- **WHAT IS BEING ASKED**: In the data, extract each line that holds the string "this".
** start **
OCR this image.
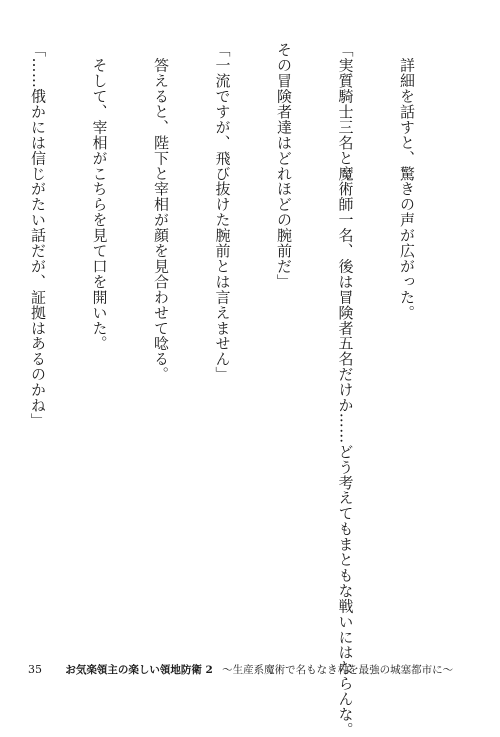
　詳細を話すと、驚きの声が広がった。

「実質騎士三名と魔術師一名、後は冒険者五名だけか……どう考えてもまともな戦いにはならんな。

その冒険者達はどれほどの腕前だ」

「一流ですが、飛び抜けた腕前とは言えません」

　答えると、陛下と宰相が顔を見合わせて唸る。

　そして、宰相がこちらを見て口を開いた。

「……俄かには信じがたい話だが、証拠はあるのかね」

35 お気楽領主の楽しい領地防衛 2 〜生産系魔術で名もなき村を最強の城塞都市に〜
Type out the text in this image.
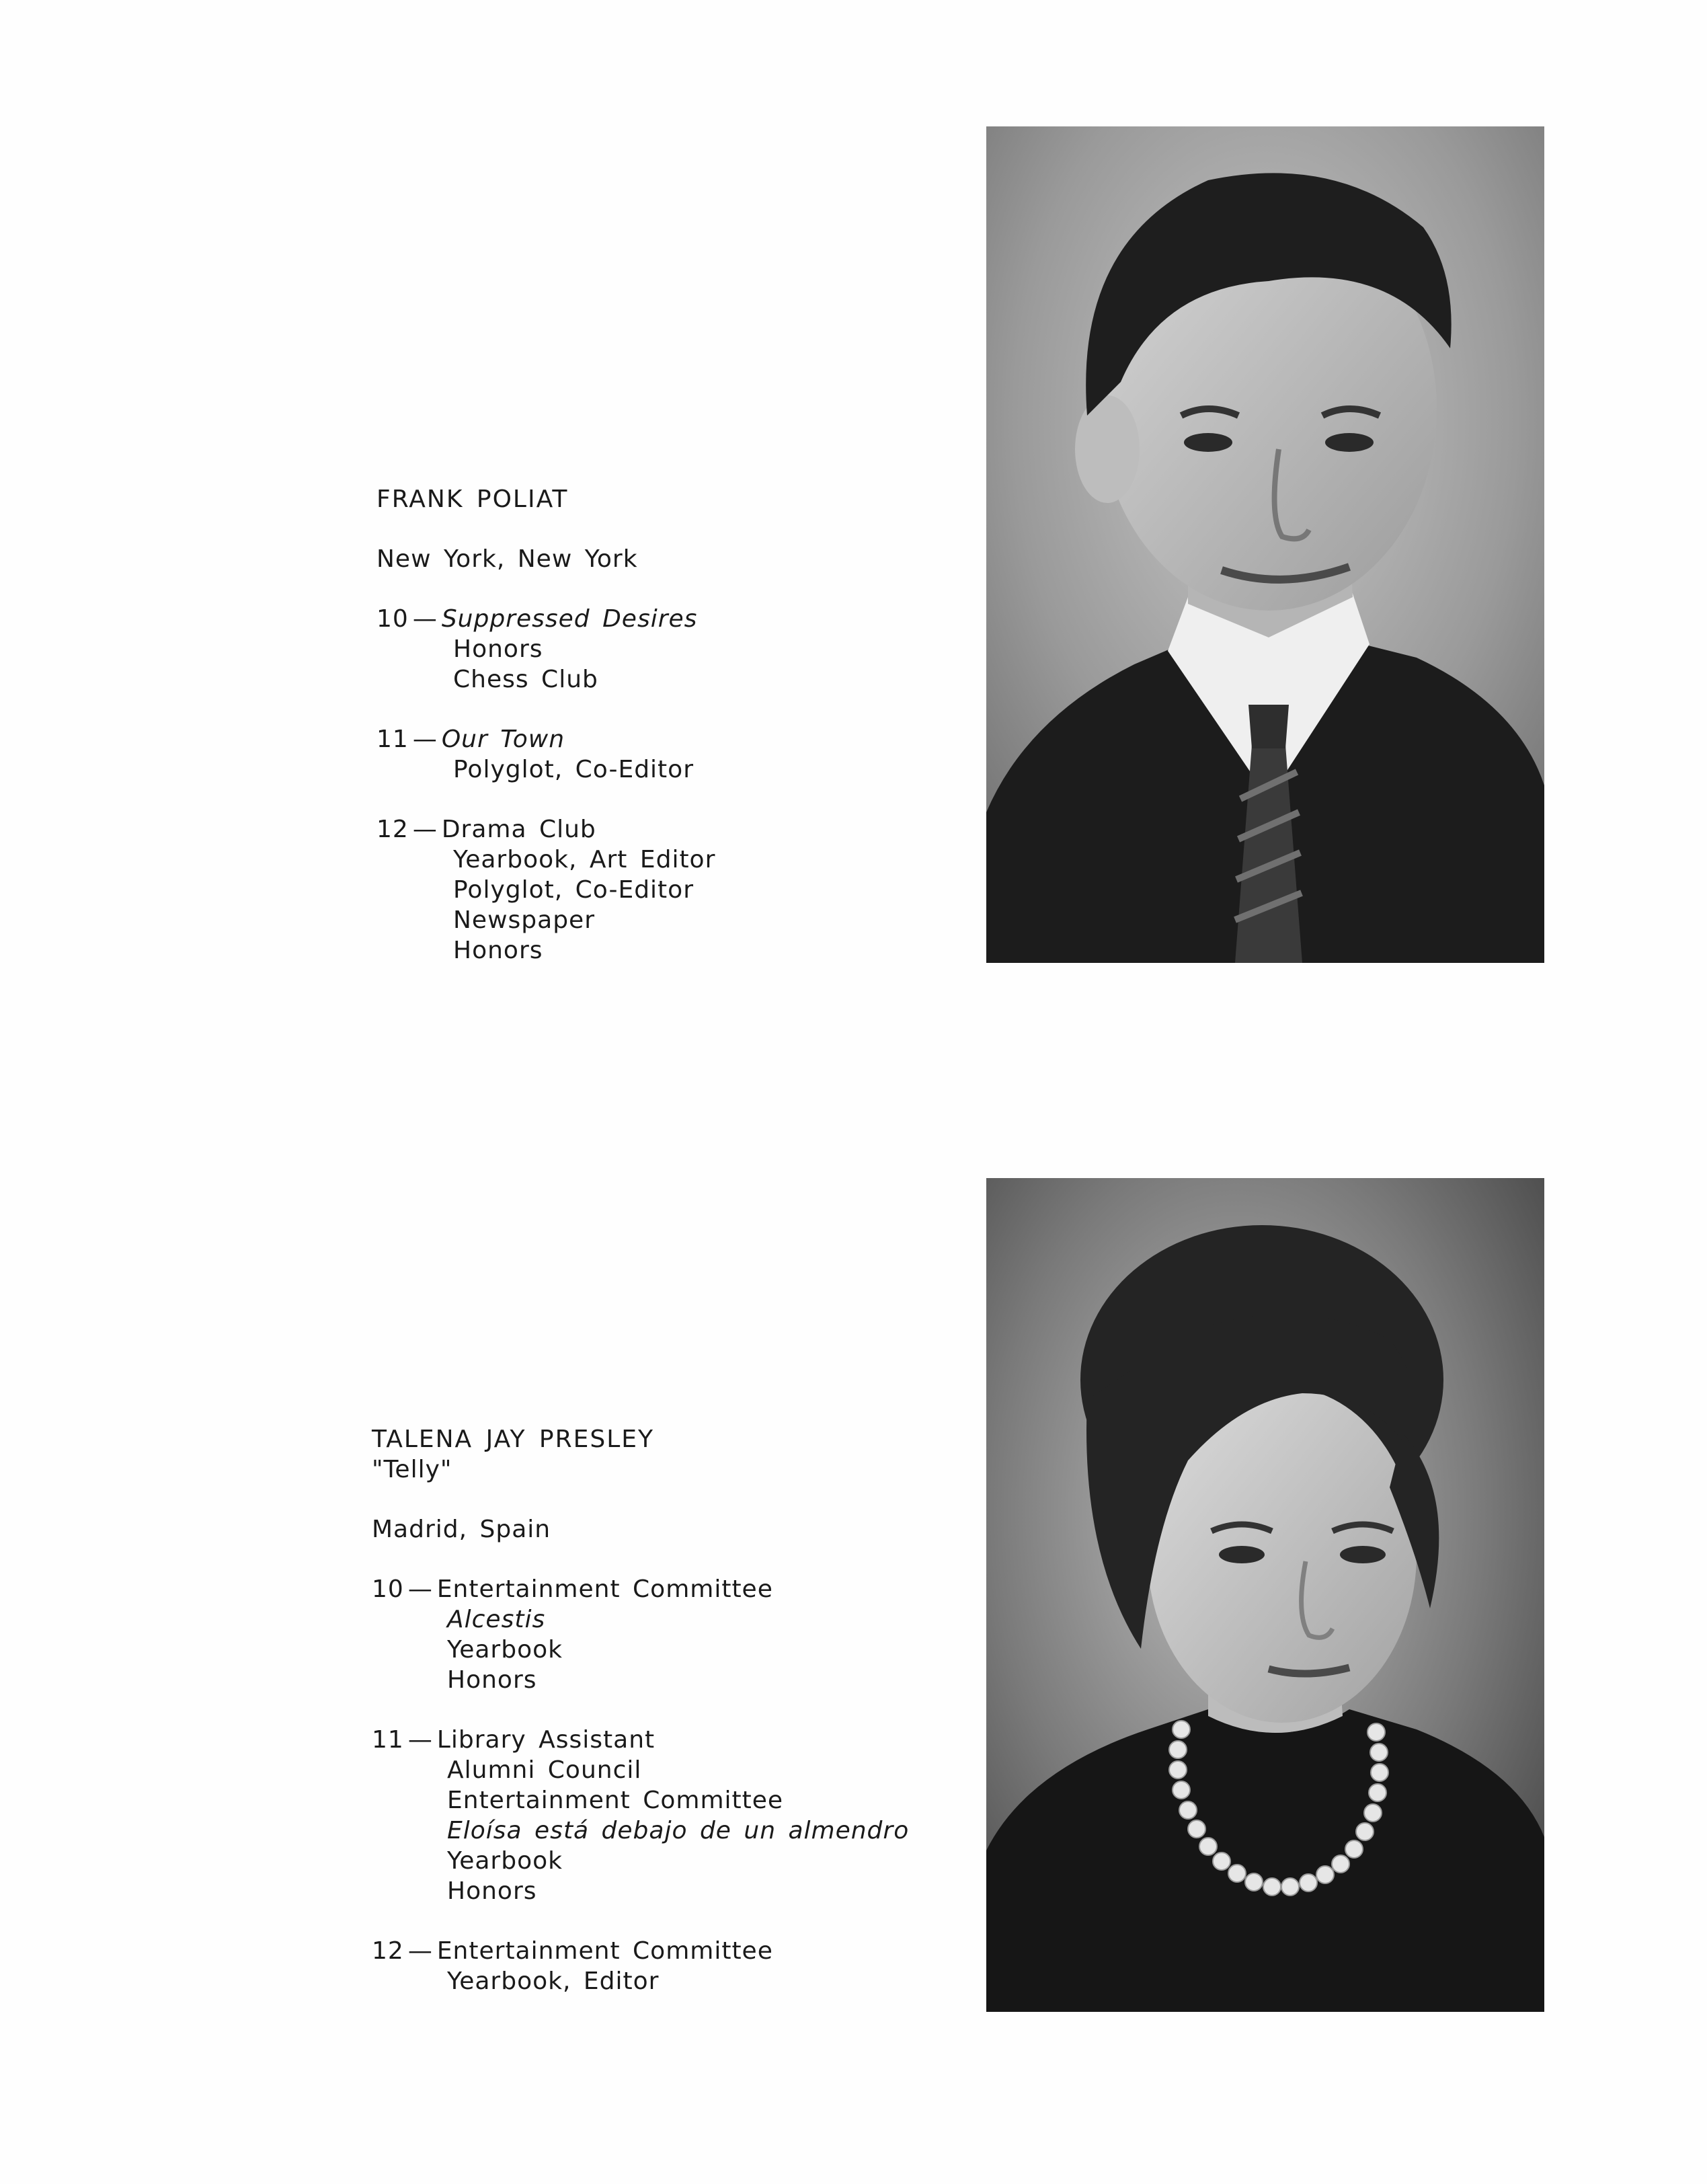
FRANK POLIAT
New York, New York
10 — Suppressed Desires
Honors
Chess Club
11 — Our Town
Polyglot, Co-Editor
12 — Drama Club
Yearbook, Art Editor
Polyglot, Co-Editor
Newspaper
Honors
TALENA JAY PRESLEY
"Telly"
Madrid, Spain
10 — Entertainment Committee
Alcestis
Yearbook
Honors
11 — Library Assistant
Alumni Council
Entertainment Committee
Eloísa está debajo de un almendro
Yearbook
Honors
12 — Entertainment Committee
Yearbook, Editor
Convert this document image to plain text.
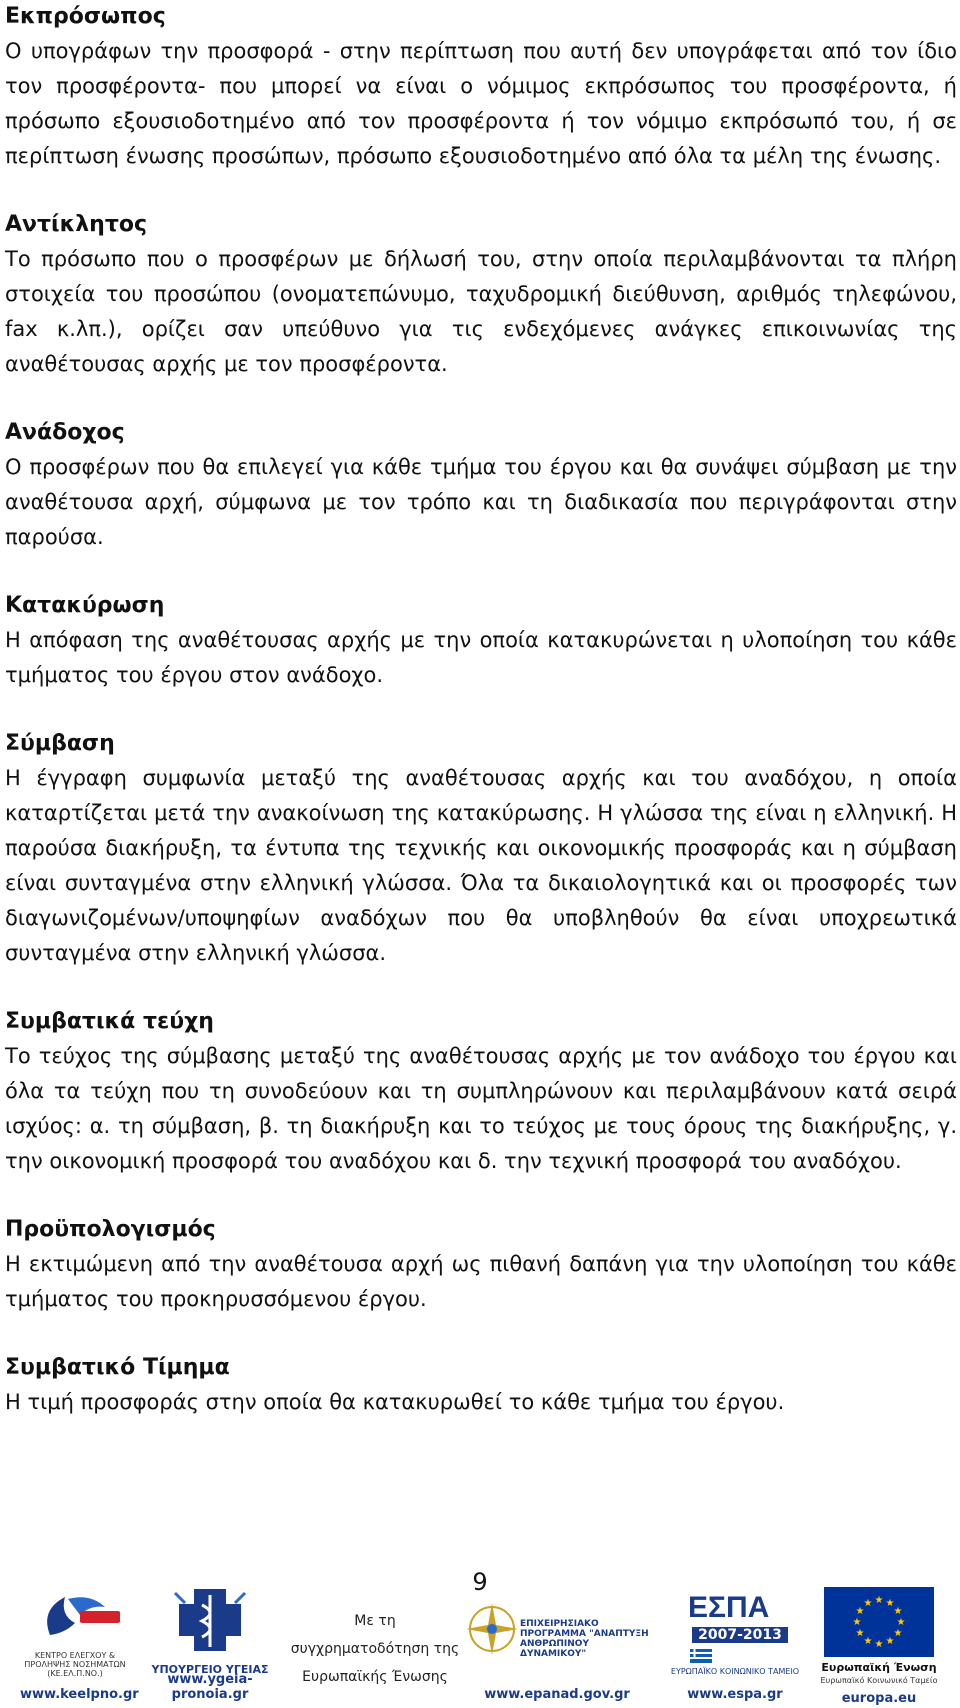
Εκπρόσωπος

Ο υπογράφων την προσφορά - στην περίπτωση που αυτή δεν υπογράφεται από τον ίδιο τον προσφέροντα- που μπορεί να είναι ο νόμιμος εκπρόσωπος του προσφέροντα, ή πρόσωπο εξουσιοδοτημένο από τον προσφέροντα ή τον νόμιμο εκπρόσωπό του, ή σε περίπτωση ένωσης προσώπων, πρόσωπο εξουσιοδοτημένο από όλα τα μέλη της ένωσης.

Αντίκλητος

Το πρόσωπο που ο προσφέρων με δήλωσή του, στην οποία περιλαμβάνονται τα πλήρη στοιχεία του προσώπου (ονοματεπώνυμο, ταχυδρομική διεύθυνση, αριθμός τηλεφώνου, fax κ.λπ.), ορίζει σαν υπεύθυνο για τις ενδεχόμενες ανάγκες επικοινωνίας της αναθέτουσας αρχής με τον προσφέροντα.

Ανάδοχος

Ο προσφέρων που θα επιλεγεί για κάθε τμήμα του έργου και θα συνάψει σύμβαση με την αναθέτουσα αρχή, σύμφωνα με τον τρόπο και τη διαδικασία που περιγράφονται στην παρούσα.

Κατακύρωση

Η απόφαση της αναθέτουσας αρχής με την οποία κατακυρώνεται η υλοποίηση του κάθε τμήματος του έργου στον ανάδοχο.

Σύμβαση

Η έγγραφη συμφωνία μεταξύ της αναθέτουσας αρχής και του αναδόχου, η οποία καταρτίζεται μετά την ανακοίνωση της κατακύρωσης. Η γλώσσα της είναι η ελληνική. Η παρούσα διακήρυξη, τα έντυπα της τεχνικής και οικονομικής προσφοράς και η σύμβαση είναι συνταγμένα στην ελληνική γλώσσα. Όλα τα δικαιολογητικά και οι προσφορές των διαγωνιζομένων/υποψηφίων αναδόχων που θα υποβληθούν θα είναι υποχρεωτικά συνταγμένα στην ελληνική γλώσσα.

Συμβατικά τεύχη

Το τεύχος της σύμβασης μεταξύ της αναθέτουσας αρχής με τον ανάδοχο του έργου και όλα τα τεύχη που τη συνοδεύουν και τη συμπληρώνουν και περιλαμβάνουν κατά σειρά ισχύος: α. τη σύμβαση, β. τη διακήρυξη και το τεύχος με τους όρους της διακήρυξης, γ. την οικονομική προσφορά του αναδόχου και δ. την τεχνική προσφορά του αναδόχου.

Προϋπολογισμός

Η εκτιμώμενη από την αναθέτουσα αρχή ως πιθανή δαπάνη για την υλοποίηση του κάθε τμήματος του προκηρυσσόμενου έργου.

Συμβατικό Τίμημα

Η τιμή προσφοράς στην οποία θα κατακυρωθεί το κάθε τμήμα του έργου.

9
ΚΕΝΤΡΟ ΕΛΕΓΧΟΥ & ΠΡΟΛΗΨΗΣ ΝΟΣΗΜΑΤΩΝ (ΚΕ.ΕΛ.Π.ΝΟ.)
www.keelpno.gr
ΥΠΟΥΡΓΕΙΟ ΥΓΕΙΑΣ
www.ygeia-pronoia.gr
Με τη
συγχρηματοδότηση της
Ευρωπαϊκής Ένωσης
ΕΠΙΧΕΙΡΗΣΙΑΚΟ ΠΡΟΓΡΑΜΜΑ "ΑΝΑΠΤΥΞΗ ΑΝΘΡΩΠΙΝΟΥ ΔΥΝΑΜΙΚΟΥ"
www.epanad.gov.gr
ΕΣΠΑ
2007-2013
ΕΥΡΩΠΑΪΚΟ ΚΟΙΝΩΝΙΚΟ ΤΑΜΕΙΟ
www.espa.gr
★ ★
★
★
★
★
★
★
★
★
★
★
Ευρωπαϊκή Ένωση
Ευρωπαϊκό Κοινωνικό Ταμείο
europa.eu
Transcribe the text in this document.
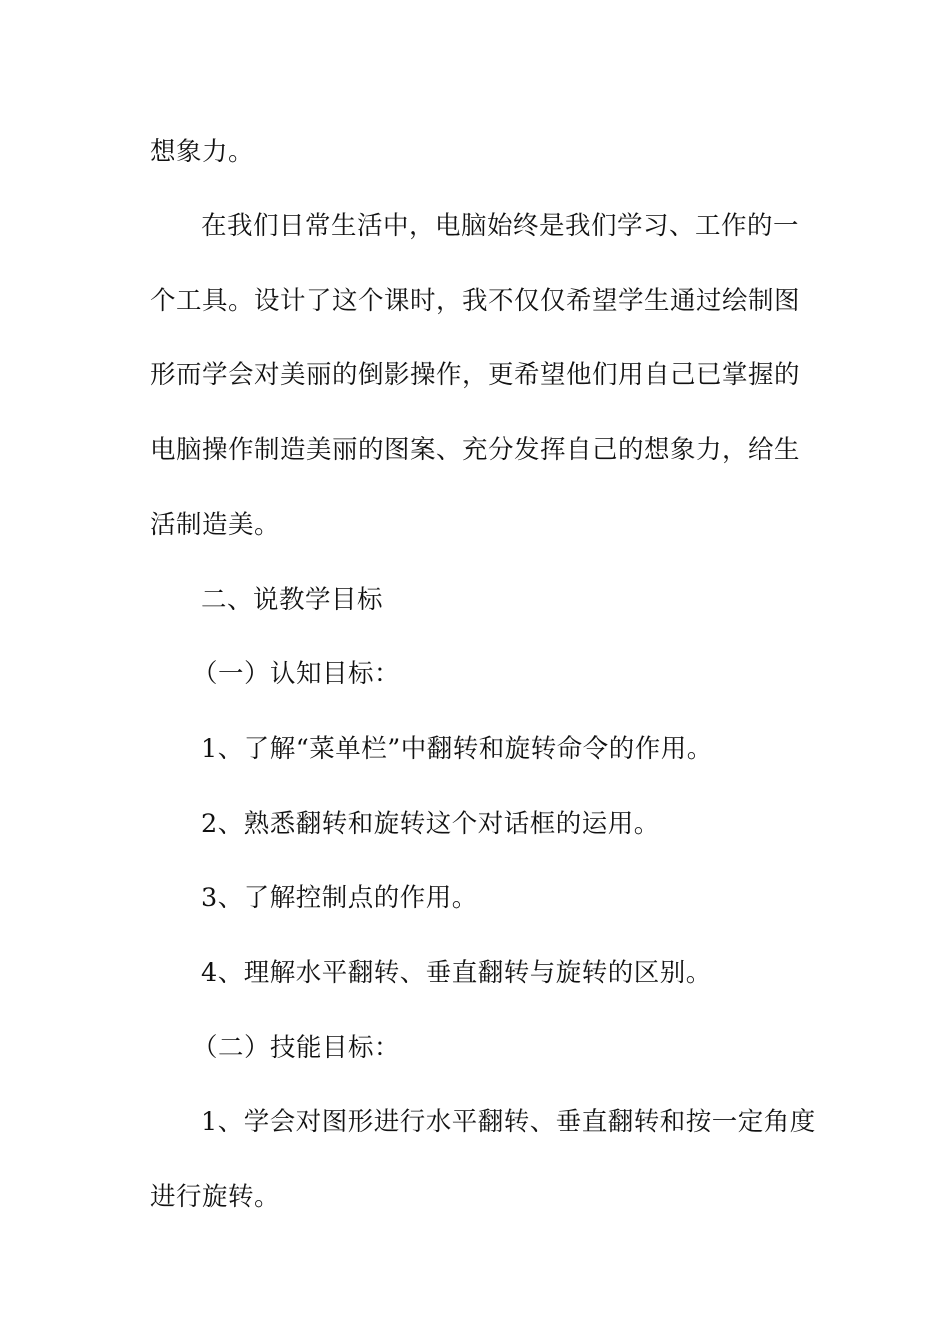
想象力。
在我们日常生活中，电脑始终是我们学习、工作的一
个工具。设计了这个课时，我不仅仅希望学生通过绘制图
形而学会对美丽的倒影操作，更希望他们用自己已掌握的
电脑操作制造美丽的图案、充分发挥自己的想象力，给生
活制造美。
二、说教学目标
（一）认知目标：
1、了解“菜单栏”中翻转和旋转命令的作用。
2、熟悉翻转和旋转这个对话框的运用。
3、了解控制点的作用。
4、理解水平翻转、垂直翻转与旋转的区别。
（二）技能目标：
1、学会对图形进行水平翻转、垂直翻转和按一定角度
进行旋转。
** end **
- **EXPECTED OUTPUT**:
OCR this image.
Type out the text in this image.
Convert this document image to plain text.
Transcribe the text in this document.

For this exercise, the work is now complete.